## START TEXT SHOWN
Racism and the four great Democrats

In the 1950s and 1960s in Washington County, Md., there was an annual Jefferson-Jackson Day picnic, in which Democrats would eat Southern fried chicken and corn on the cob, and listed to speeches about the four great Democratic champions of the common people.

We listened to praise of:

  • Thomas Jefferson, who drafted the Declaration of Independence, upheld religious and intellectual freedom and fought the powerful financiers represented by Alexander Hamilton.
  • Andrew Jackson, who championed the common people and freed the young United States from the grip of powerful national bank.
  • Woodrow Wilson, who fought corruption and monopoly and created a vision of a peaceful world based on independent, self-determining nations under the rule of international law.
  • Franklin D. Roosevelt, whose New Deal established firewalls and safety nets against a future Great Depression, and led the nation to victory in war against the Axis.

The Republicans had their Lincoln Day picnics, and listened to speeches in praise of the Great Emancipator.

As I grew older and read more history, I came to realize the importance of what was left out.  The first two were white Southern slaveholders and racists, the third was a white Southern segregationist and racist, and the fourth accepted white Southern racism as a permanent reality which he had to deal with.

The great humanitarian reformers that we Unitarian Universalists honor – Horace Mann, creator of the public school system; Theodore Parker, the abolitionist; Susan B. Anthony, the advocate of women’s emancipation; Samuel Gridley Howe, the champion of the blind, and so on – were almost all Whigs and Republicans.

The 19th century and early 20th century Democrats were the champions not of  all the people, but of the white working man and often of white supremacy.  They opposed a hierarchy of wealth, but not of race.  There was a difference.  But the great New England Unitarians and transcendentalists had blind spots, too.  They favored emancipation of black people in the South, but most of them were indifferent to the struggles of the Irish immigrants in their midst.  If some of them sought to erase distinctions based on race, most of them insisted on distinctions based on social class and formal education.

But even after I have come to understand this, I still think Jefferson, Jackson, Wilson and FDR were great.  Jefferson’s great statements about intellectual and political freedom still have the power to inspire me, as do Wilson’s statements about the right of all peoples to self-determination.  Andrew Jackson set an example of how to fight the power of bankers and the monied elite.

And Franklin Roosevelt was not a racist in the mold of Jefferson, Jackson or Woodrow Wilson.  Rather he helped transition the Democratic Party away from racism.

He did compromise with white Southern racists to accomplish his objectives.  Social Security as originally written excluded agricultural workers and domestic servants, who comprised the majority of black people in the South.  Other legislation was written so as to protect the racial order in the South.  Yet under FDR, the majority of African-Americans transferred their allegiance from the Republicans to the Democrats, because they benefited from the New Deal even so.

Moreover FDR did three things that set the stage for the Democratic Party of the 1960s to become the civil rights party.
## END TEXT SHOWN
THE TASKS ::
[1] In the text on racism and the four great Democrats, which two groups of workers did Social Security as originally written exclude?
[2] Reproduce everything in the text on racism and the four great Democrats from "In the 1950s" down to "of international law.".
## START RECORD EXCERPTS
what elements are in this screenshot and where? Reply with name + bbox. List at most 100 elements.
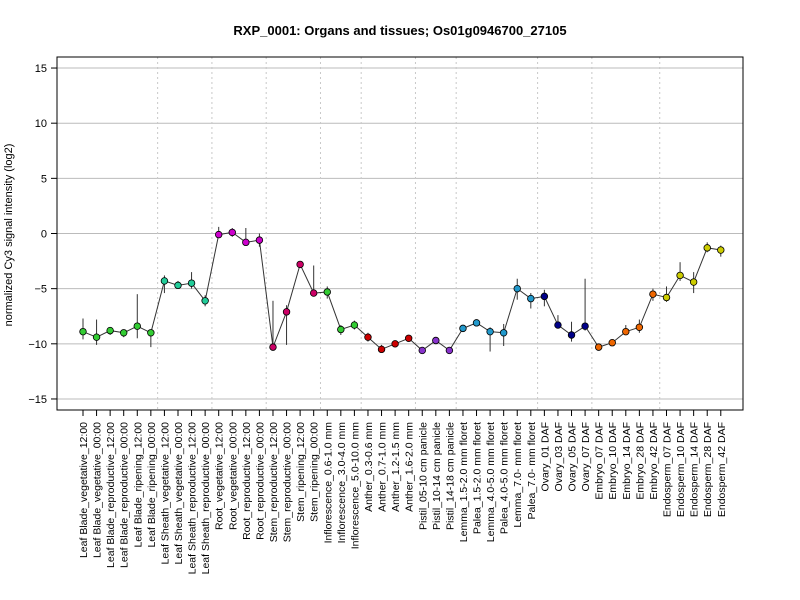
x-tick-label: Leaf Sheath_reproductive_00:00 (200, 422, 212, 575)
x-tick-label: Ovary_03 DAF (553, 422, 565, 491)
y-axis: −15 −10 −5 0 5 10 15 (28, 63, 57, 406)
data-point (377, 345, 386, 354)
x-tick-label: Root_reproductive_00:00 (254, 422, 266, 540)
data-point (717, 246, 725, 254)
x-tick-label: Endosperm_42 DAF (716, 422, 728, 517)
data-point (201, 297, 209, 305)
group-separators (157, 57, 661, 410)
x-tick-label: Root_vegetative_00:00 (227, 422, 239, 530)
x-tick-label: Anther_1.6-2.0 mm (404, 422, 416, 512)
x-tick-label: Inflorescence_5.0-10.0 mm (349, 422, 361, 549)
data-point (540, 292, 549, 301)
x-tick-label: Leaf Blade_vegetative_00:00 (92, 422, 104, 558)
data-point (269, 343, 277, 351)
x-tick-label: Ovary_07 DAF (580, 422, 592, 491)
data-point (689, 278, 698, 286)
y-tick-label: 10 (35, 118, 47, 130)
data-point (133, 322, 141, 330)
data-point (120, 329, 128, 337)
y-tick-label: 5 (41, 173, 47, 185)
data-point (160, 277, 169, 285)
data-point (228, 228, 236, 237)
data-point (323, 288, 331, 296)
y-tick-label: −15 (28, 394, 47, 406)
x-tick-label: Leaf Blade_vegetative_12:00 (78, 422, 90, 558)
x-tick-label: Root_reproductive_12:00 (241, 422, 253, 540)
y-tick-label: −5 (34, 284, 47, 296)
x-tick-label: Lemma_7.0- mm floret (512, 422, 524, 528)
x-tick-label: Embryo_07 DAF (594, 422, 606, 500)
data-point (649, 290, 657, 298)
data-point (92, 333, 101, 341)
x-tick-label: Leaf Blade_reproductive_12:00 (105, 422, 117, 568)
data-point (703, 244, 711, 252)
data-point (214, 230, 223, 239)
x-tick-label: Pistil_14-18 cm panicle (444, 422, 456, 530)
y-tick-label: 0 (41, 229, 47, 241)
x-tick-label: Leaf Sheath_vegetative_00:00 (173, 422, 185, 565)
data-point (404, 334, 413, 342)
x-tick-label: Embryo_10 DAF (607, 422, 619, 500)
y-tick-label: 15 (35, 63, 47, 75)
x-tick-label: Pistil_05-10 cm panicle (417, 422, 429, 530)
x-tick-label: Embryo_28 DAF (634, 422, 646, 500)
data-point (499, 329, 508, 337)
data-point (106, 326, 114, 335)
x-tick-label: Endosperm_28 DAF (702, 422, 714, 517)
y-tick-label: −10 (28, 339, 47, 351)
data-point (567, 331, 576, 339)
x-tick-label: Endosperm_07 DAF (662, 422, 674, 517)
x-tick-label: Stem_reproductive_00:00 (282, 422, 294, 542)
data-point (242, 238, 250, 247)
data-point (445, 346, 454, 355)
data-point (350, 321, 359, 329)
data-point (676, 271, 684, 280)
x-tick-label: Anther_0.3-0.6 mm (363, 422, 375, 512)
data-point (486, 327, 494, 336)
data-point (296, 260, 304, 269)
x-tick-label: Endosperm_10 DAF (675, 422, 687, 517)
x-tick-label: Inflorescence_0.6-1.0 mm (322, 422, 334, 544)
data-point (513, 284, 521, 293)
x-tick-label: Stem_ripening_12:00 (295, 422, 307, 522)
data-point (255, 236, 264, 244)
y-axis-label: normalized Cy3 signal intensity (log2) (3, 144, 15, 327)
x-tick-label: Lemma_4.0-5.0 mm floret (485, 422, 497, 542)
data-point (472, 319, 481, 327)
data-point (147, 329, 155, 337)
x-tick-label: Ovary_05 DAF (567, 422, 579, 491)
data-point (391, 340, 399, 348)
x-tick-label: Leaf Blade_ripening_00:00 (146, 422, 158, 548)
x-tick-label: Embryo_14 DAF (621, 422, 633, 500)
data-point (581, 322, 589, 330)
data-point (187, 279, 196, 287)
x-axis: Leaf Blade_vegetative_12:00 Leaf Blade_ve… (78, 410, 728, 574)
x-tick-label: Stem_reproductive_12:00 (268, 422, 280, 542)
data-point (554, 321, 562, 329)
data-point (432, 336, 440, 345)
grid-layer (57, 67, 743, 400)
data-point (527, 294, 535, 303)
data-point (79, 327, 87, 336)
data-point (364, 333, 372, 341)
x-tick-label: Leaf Sheath_vegetative_12:00 (159, 422, 171, 565)
x-tick-label: Palea_7.0- mm floret (526, 422, 538, 520)
x-tick-label: Palea_1.5-2.0 mm floret (472, 422, 484, 534)
data-point (608, 339, 616, 347)
x-tick-label: Lemma_1.5-2.0 mm floret (458, 422, 470, 542)
x-tick-label: Anther_1.2-1.5 mm (390, 422, 402, 512)
data-point (337, 325, 345, 334)
data-point (418, 346, 426, 355)
data-point (309, 289, 318, 297)
data-point (282, 308, 291, 316)
x-tick-label: Stem_ripening_00:00 (309, 422, 321, 522)
x-tick-label: Leaf Blade_ripening_12:00 (132, 422, 144, 548)
data-point (635, 323, 644, 331)
x-tick-label: Palea_4.0-5.0 mm floret (499, 422, 511, 534)
data-point (594, 343, 603, 351)
x-tick-label: Anther_0.7-1.0 mm (377, 422, 389, 512)
x-tick-label: Leaf Sheath_reproductive_12:00 (187, 422, 199, 575)
x-tick-label: Endosperm_14 DAF (689, 422, 701, 517)
data-point (662, 293, 671, 302)
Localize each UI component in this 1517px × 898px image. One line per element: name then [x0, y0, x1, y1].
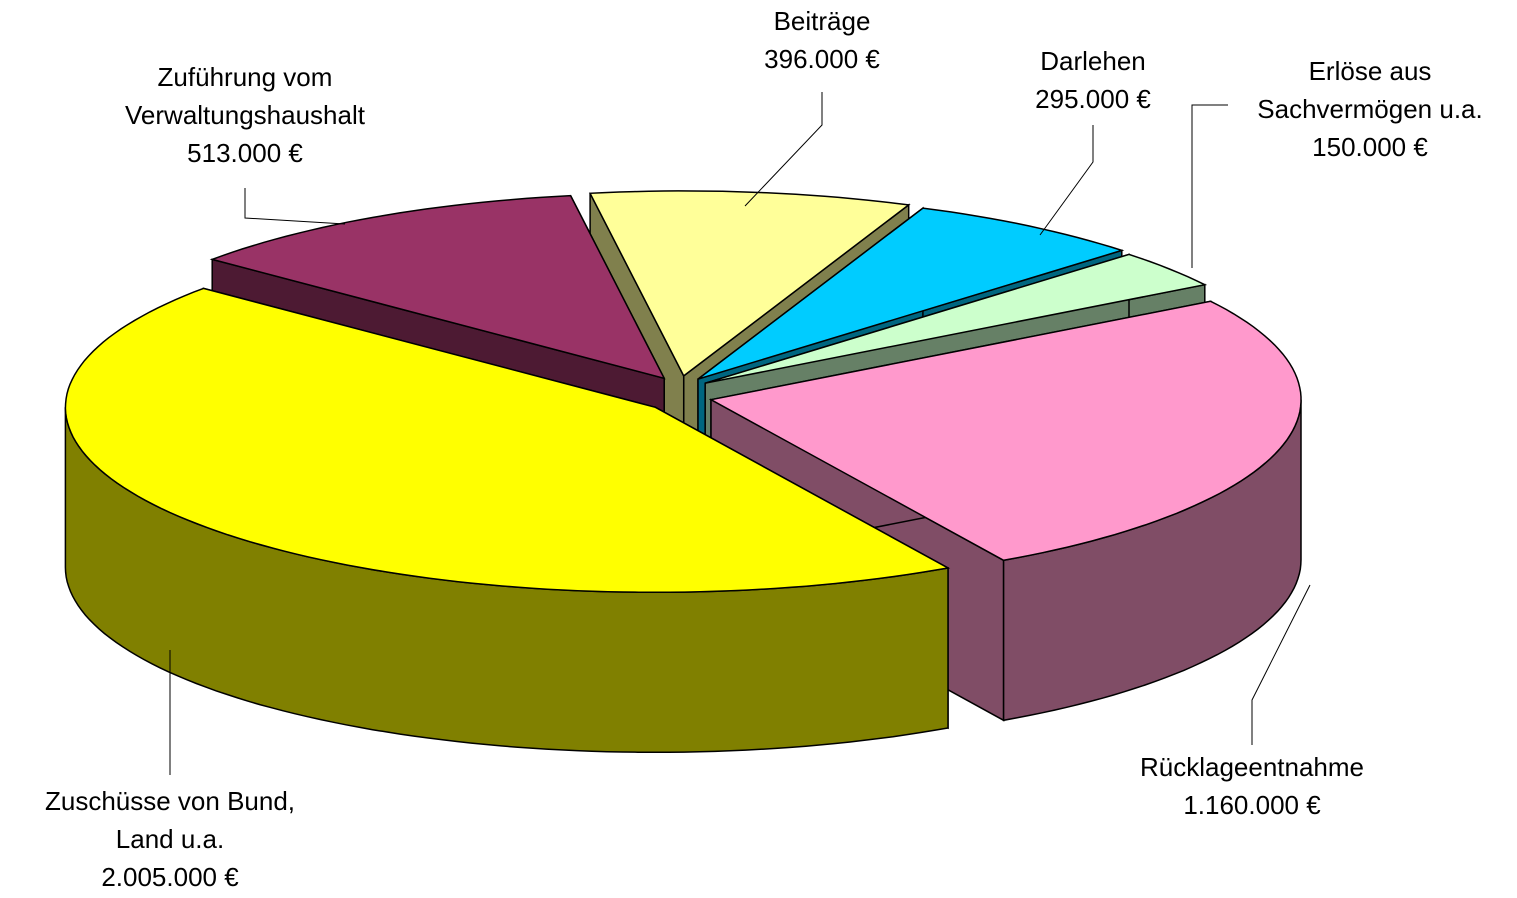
leader-line	[744, 92, 823, 207]
slice	[704, 253, 1208, 384]
leader-line	[1251, 584, 1311, 745]
slice-label: Zuschüsse von Bund, Land u.a. 2.005.000 €	[45, 782, 295, 896]
leader-line	[244, 188, 346, 225]
leader-line	[1191, 104, 1228, 268]
slice	[209, 194, 666, 380]
slice-label: Zuführung vom Verwaltungshaushalt 513.000…	[125, 58, 365, 172]
value-label: 396.000 €	[764, 44, 880, 74]
category-label: Zuschüsse von Bund, Land u.a.	[44, 786, 296, 854]
slice-label: Erlöse aus Sachvermögen u.a. 150.000 €	[1257, 52, 1482, 166]
value-label: 295.000 €	[1035, 84, 1151, 114]
slice	[697, 207, 1125, 380]
value-label: 513.000 €	[187, 138, 303, 168]
slice-label: Darlehen 295.000 €	[1035, 42, 1151, 118]
leader-line	[1039, 125, 1094, 236]
category-label: Erlöse aus Sachvermögen u.a.	[1257, 56, 1483, 124]
category-label: Rücklageentnahme	[1139, 752, 1365, 782]
category-label: Darlehen	[1040, 46, 1146, 76]
value-label: 150.000 €	[1312, 132, 1428, 162]
slice	[588, 190, 911, 378]
category-label: Zuführung vom Verwaltungshaushalt	[125, 62, 365, 130]
value-label: 2.005.000 €	[101, 862, 239, 892]
slice	[708, 300, 1302, 562]
slice	[64, 287, 951, 594]
category-label: Beiträge	[773, 6, 871, 36]
slice-label: Beiträge 396.000 €	[764, 2, 880, 78]
value-label: 1.160.000 €	[1183, 790, 1321, 820]
slice-label: Rücklageentnahme 1.160.000 €	[1140, 748, 1364, 824]
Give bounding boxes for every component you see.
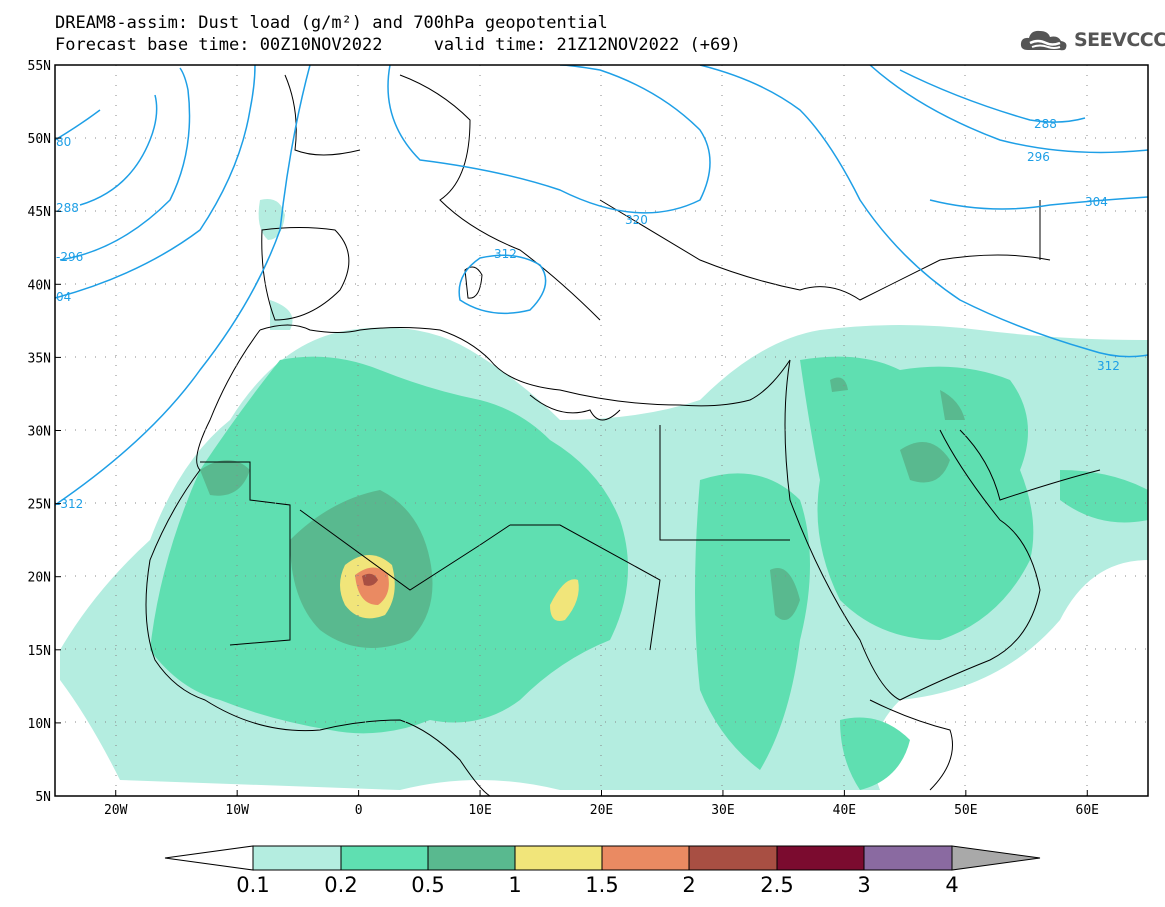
## END RECORD EXCERPTS
ANSWERS PROVIDED ::
[1] Agricultural workers and domestic servants.

[2]
In the 1950s and 1960s in Washington County, Md., there was an annual Jefferson-Jackson Day picnic, in which Democrats would eat Southern fried chicken and corn on the cob, and listed to speeches about the four great Democratic champions of the common people.

We listened to praise of:

  • Thomas Jefferson, who drafted the Declaration of Independence, upheld religious and intellectual freedom and fought the powerful financiers represented by Alexander Hamilton.
  • Andrew Jackson, who championed the common people and freed the young United States from the grip of powerful national bank.
  • Woodrow Wilson, who fought corruption and monopoly and created a vision of a peaceful world based on independent, self-determining nations under the rule of international law.